_Exercise description:_ Please transcribe the data that follows without the pictures, keeping every word the same.

(Dataset records)
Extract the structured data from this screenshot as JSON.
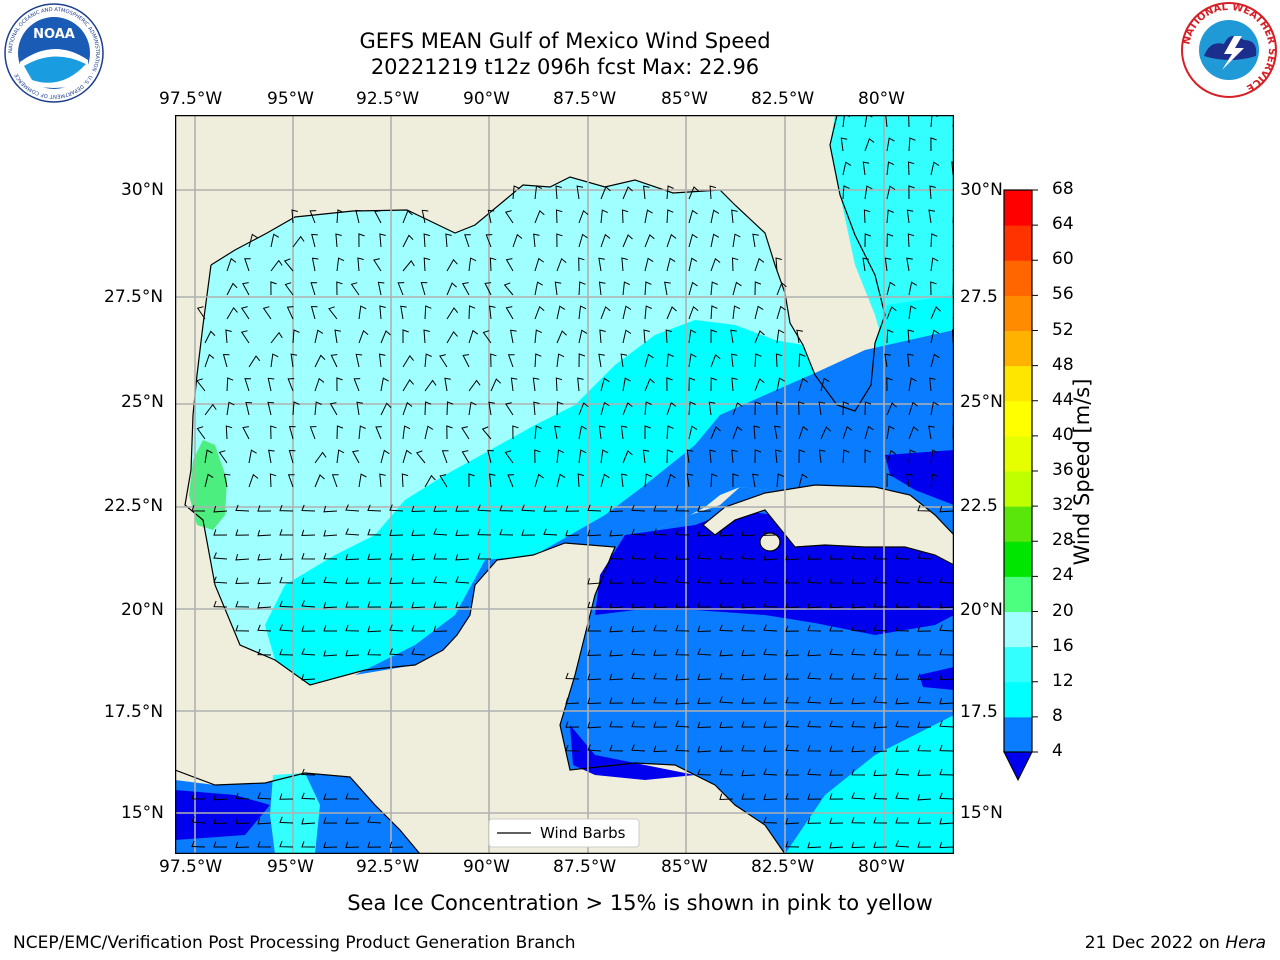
{
  "title_line1": "GEFS MEAN Gulf of Mexico Wind Speed",
  "title_line2": "20221219 t12z 096h fcst   Max: 22.96",
  "caption": "Sea Ice Concentration > 15% is shown in pink to yellow",
  "footer_left": "NCEP/EMC/Verification Post Processing Product Generation Branch",
  "footer_right_date": "21 Dec 2022 on ",
  "footer_right_host": "Hera",
  "legend_label": "Wind Barbs",
  "logos": {
    "left": "noaa-logo",
    "right": "nws-logo",
    "left_text": "NOAA",
    "left_ring": "NATIONAL OCEANIC AND ATMOSPHERIC ADMINISTRATION · U.S. DEPARTMENT OF COMMERCE",
    "right_ring": "NATIONAL WEATHER SERVICE"
  },
  "lon_ticks": [
    "97.5°W",
    "95°W",
    "92.5°W",
    "90°W",
    "87.5°W",
    "85°W",
    "82.5°W",
    "80°W"
  ],
  "lat_ticks": [
    "30°N",
    "27.5°N",
    "25°N",
    "22.5°N",
    "20°N",
    "17.5°N",
    "15°N"
  ],
  "lat_ticks_right": [
    "30°N",
    "27.5",
    "25°N",
    "22.5",
    "20°N",
    "17.5",
    "15°N"
  ],
  "colorbar": {
    "label": "Wind Speed [m/s]",
    "levels": [
      "4",
      "8",
      "12",
      "16",
      "20",
      "24",
      "28",
      "32",
      "36",
      "40",
      "44",
      "48",
      "52",
      "56",
      "60",
      "64",
      "68"
    ],
    "colors": [
      "#0a7cff",
      "#00ffff",
      "#33ffff",
      "#a0ffff",
      "#4cff7f",
      "#00e600",
      "#5ae60a",
      "#bfff00",
      "#e6ff00",
      "#ffff00",
      "#ffe600",
      "#ffb300",
      "#ff8c00",
      "#ff6600",
      "#ff3300",
      "#ff0000"
    ],
    "under_color": "#0000ee"
  },
  "colors": {
    "land": "#efeedd",
    "ocean_low": "#0000ee",
    "ocean_blue": "#0a7cff",
    "ocean_cyan": "#00ffff",
    "ocean_light": "#a0ffff",
    "ocean_green": "#4cef7f"
  }
}
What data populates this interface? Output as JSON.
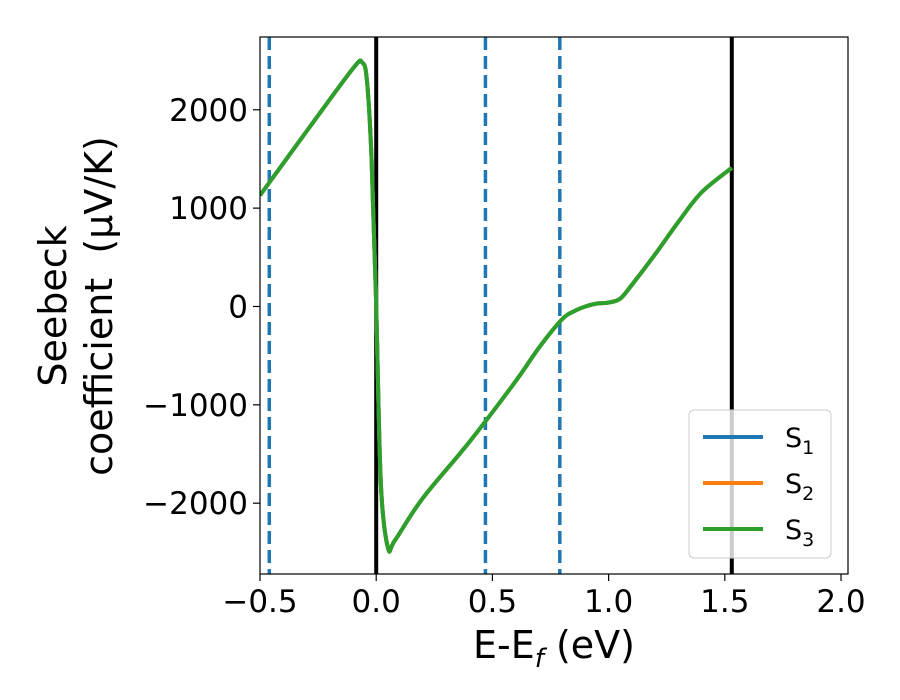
{
  "chart_data": {
    "type": "line",
    "xlabel": "E-E_f (eV)",
    "xlabel_parts": {
      "main": "E-E",
      "sub": "f",
      "tail": " (eV)"
    },
    "ylabel": "Seebeck coefficient (μV/K)",
    "ylabel_lines": [
      "Seebeck",
      "coefficient  (μV/K)"
    ],
    "xlim": [
      -0.5,
      2.03
    ],
    "ylim": [
      -2720,
      2740
    ],
    "x_ticks": [
      -0.5,
      0.0,
      0.5,
      1.0,
      1.5,
      2.0
    ],
    "x_tick_labels": [
      "−0.5",
      "0.0",
      "0.5",
      "1.0",
      "1.5",
      "2.0"
    ],
    "y_ticks": [
      -2000,
      -1000,
      0,
      1000,
      2000
    ],
    "y_tick_labels": [
      "−2000",
      "−1000",
      "0",
      "1000",
      "2000"
    ],
    "grid": false,
    "legend_position": "lower-right",
    "series": [
      {
        "name": "S1",
        "label_main": "S",
        "label_sub": "1",
        "color": "#1f77b4",
        "x": [
          -0.5,
          -0.3,
          -0.1,
          -0.06,
          -0.04,
          -0.02,
          0.0,
          0.02,
          0.05,
          0.08,
          0.2,
          0.4,
          0.6,
          0.7,
          0.8,
          0.85,
          0.9,
          0.95,
          1.0,
          1.05,
          1.1,
          1.2,
          1.3,
          1.4,
          1.53
        ],
        "y": [
          1130,
          1780,
          2420,
          2480,
          2300,
          1500,
          0,
          -1800,
          -2450,
          -2380,
          -1950,
          -1380,
          -760,
          -420,
          -130,
          -50,
          0,
          30,
          40,
          80,
          220,
          530,
          860,
          1160,
          1410
        ]
      },
      {
        "name": "S2",
        "label_main": "S",
        "label_sub": "2",
        "color": "#ff7f0e",
        "x": [
          -0.5,
          -0.3,
          -0.1,
          -0.06,
          -0.04,
          -0.02,
          0.0,
          0.02,
          0.05,
          0.08,
          0.2,
          0.4,
          0.6,
          0.7,
          0.8,
          0.85,
          0.9,
          0.95,
          1.0,
          1.05,
          1.1,
          1.2,
          1.3,
          1.4,
          1.53
        ],
        "y": [
          1130,
          1780,
          2420,
          2480,
          2300,
          1500,
          0,
          -1800,
          -2450,
          -2380,
          -1950,
          -1380,
          -760,
          -420,
          -130,
          -50,
          0,
          30,
          40,
          80,
          220,
          530,
          860,
          1160,
          1410
        ]
      },
      {
        "name": "S3",
        "label_main": "S",
        "label_sub": "3",
        "color": "#2ca02c",
        "x": [
          -0.5,
          -0.3,
          -0.1,
          -0.06,
          -0.04,
          -0.02,
          0.0,
          0.02,
          0.05,
          0.08,
          0.2,
          0.4,
          0.6,
          0.7,
          0.8,
          0.85,
          0.9,
          0.95,
          1.0,
          1.05,
          1.1,
          1.2,
          1.3,
          1.4,
          1.53
        ],
        "y": [
          1130,
          1780,
          2420,
          2480,
          2300,
          1500,
          0,
          -1800,
          -2450,
          -2380,
          -1950,
          -1380,
          -760,
          -420,
          -130,
          -50,
          0,
          30,
          40,
          80,
          220,
          530,
          860,
          1160,
          1410
        ]
      }
    ],
    "vertical_lines": [
      {
        "x": -0.46,
        "style": "dashed",
        "color": "#1f77b4"
      },
      {
        "x": 0.0,
        "style": "solid",
        "color": "#000000"
      },
      {
        "x": 0.47,
        "style": "dashed",
        "color": "#1f77b4"
      },
      {
        "x": 0.79,
        "style": "dashed",
        "color": "#1f77b4"
      },
      {
        "x": 1.53,
        "style": "solid",
        "color": "#000000"
      }
    ]
  }
}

_Correct result:_
Extract the structured data from this screenshot as JSON.
{
  "title_line1": "GEFS MEAN Gulf of Mexico Wind Speed",
  "title_line2": "20221219 t12z 096h fcst   Max: 22.96",
  "caption": "Sea Ice Concentration > 15% is shown in pink to yellow",
  "footer_left": "NCEP/EMC/Verification Post Processing Product Generation Branch",
  "footer_right_date": "21 Dec 2022 on ",
  "footer_right_host": "Hera",
  "legend_label": "Wind Barbs",
  "logos": {
    "left": "noaa-logo",
    "right": "nws-logo",
    "left_text": "NOAA",
    "left_ring": "NATIONAL OCEANIC AND ATMOSPHERIC ADMINISTRATION · U.S. DEPARTMENT OF COMMERCE",
    "right_ring": "NATIONAL WEATHER SERVICE"
  },
  "lon_ticks": [
    "97.5°W",
    "95°W",
    "92.5°W",
    "90°W",
    "87.5°W",
    "85°W",
    "82.5°W",
    "80°W"
  ],
  "lat_ticks": [
    "30°N",
    "27.5°N",
    "25°N",
    "22.5°N",
    "20°N",
    "17.5°N",
    "15°N"
  ],
  "lat_ticks_right": [
    "30°N",
    "27.5",
    "25°N",
    "22.5",
    "20°N",
    "17.5",
    "15°N"
  ],
  "colorbar": {
    "label": "Wind Speed [m/s]",
    "levels": [
      "4",
      "8",
      "12",
      "16",
      "20",
      "24",
      "28",
      "32",
      "36",
      "40",
      "44",
      "48",
      "52",
      "56",
      "60",
      "64",
      "68"
    ],
    "colors": [
      "#0a7cff",
      "#00ffff",
      "#33ffff",
      "#a0ffff",
      "#4cff7f",
      "#00e600",
      "#5ae60a",
      "#bfff00",
      "#e6ff00",
      "#ffff00",
      "#ffe600",
      "#ffb300",
      "#ff8c00",
      "#ff6600",
      "#ff3300",
      "#ff0000"
    ],
    "under_color": "#0000ee"
  },
  "colors": {
    "land": "#efeedd",
    "ocean_low": "#0000ee",
    "ocean_blue": "#0a7cff",
    "ocean_cyan": "#00ffff",
    "ocean_light": "#a0ffff",
    "ocean_green": "#4cef7f"
  }
}
What data populates this interface? Output as JSON.
{
  "chart_data": {
    "type": "line",
    "xlabel": "E-E_f (eV)",
    "xlabel_parts": {
      "main": "E-E",
      "sub": "f",
      "tail": " (eV)"
    },
    "ylabel": "Seebeck coefficient (μV/K)",
    "ylabel_lines": [
      "Seebeck",
      "coefficient  (μV/K)"
    ],
    "xlim": [
      -0.5,
      2.03
    ],
    "ylim": [
      -2720,
      2740
    ],
    "x_ticks": [
      -0.5,
      0.0,
      0.5,
      1.0,
      1.5,
      2.0
    ],
    "x_tick_labels": [
      "−0.5",
      "0.0",
      "0.5",
      "1.0",
      "1.5",
      "2.0"
    ],
    "y_ticks": [
      -2000,
      -1000,
      0,
      1000,
      2000
    ],
    "y_tick_labels": [
      "−2000",
      "−1000",
      "0",
      "1000",
      "2000"
    ],
    "grid": false,
    "legend_position": "lower-right",
    "series": [
      {
        "name": "S1",
        "label_main": "S",
        "label_sub": "1",
        "color": "#1f77b4",
        "x": [
          -0.5,
          -0.3,
          -0.1,
          -0.06,
          -0.04,
          -0.02,
          0.0,
          0.02,
          0.05,
          0.08,
          0.2,
          0.4,
          0.6,
          0.7,
          0.8,
          0.85,
          0.9,
          0.95,
          1.0,
          1.05,
          1.1,
          1.2,
          1.3,
          1.4,
          1.53
        ],
        "y": [
          1130,
          1780,
          2420,
          2480,
          2300,
          1500,
          0,
          -1800,
          -2450,
          -2380,
          -1950,
          -1380,
          -760,
          -420,
          -130,
          -50,
          0,
          30,
          40,
          80,
          220,
          530,
          860,
          1160,
          1410
        ]
      },
      {
        "name": "S2",
        "label_main": "S",
        "label_sub": "2",
        "color": "#ff7f0e",
        "x": [
          -0.5,
          -0.3,
          -0.1,
          -0.06,
          -0.04,
          -0.02,
          0.0,
          0.02,
          0.05,
          0.08,
          0.2,
          0.4,
          0.6,
          0.7,
          0.8,
          0.85,
          0.9,
          0.95,
          1.0,
          1.05,
          1.1,
          1.2,
          1.3,
          1.4,
          1.53
        ],
        "y": [
          1130,
          1780,
          2420,
          2480,
          2300,
          1500,
          0,
          -1800,
          -2450,
          -2380,
          -1950,
          -1380,
          -760,
          -420,
          -130,
          -50,
          0,
          30,
          40,
          80,
          220,
          530,
          860,
          1160,
          1410
        ]
      },
      {
        "name": "S3",
        "label_main": "S",
        "label_sub": "3",
        "color": "#2ca02c",
        "x": [
          -0.5,
          -0.3,
          -0.1,
          -0.06,
          -0.04,
          -0.02,
          0.0,
          0.02,
          0.05,
          0.08,
          0.2,
          0.4,
          0.6,
          0.7,
          0.8,
          0.85,
          0.9,
          0.95,
          1.0,
          1.05,
          1.1,
          1.2,
          1.3,
          1.4,
          1.53
        ],
        "y": [
          1130,
          1780,
          2420,
          2480,
          2300,
          1500,
          0,
          -1800,
          -2450,
          -2380,
          -1950,
          -1380,
          -760,
          -420,
          -130,
          -50,
          0,
          30,
          40,
          80,
          220,
          530,
          860,
          1160,
          1410
        ]
      }
    ],
    "vertical_lines": [
      {
        "x": -0.46,
        "style": "dashed",
        "color": "#1f77b4"
      },
      {
        "x": 0.0,
        "style": "solid",
        "color": "#000000"
      },
      {
        "x": 0.47,
        "style": "dashed",
        "color": "#1f77b4"
      },
      {
        "x": 0.79,
        "style": "dashed",
        "color": "#1f77b4"
      },
      {
        "x": 1.53,
        "style": "solid",
        "color": "#000000"
      }
    ]
  }
}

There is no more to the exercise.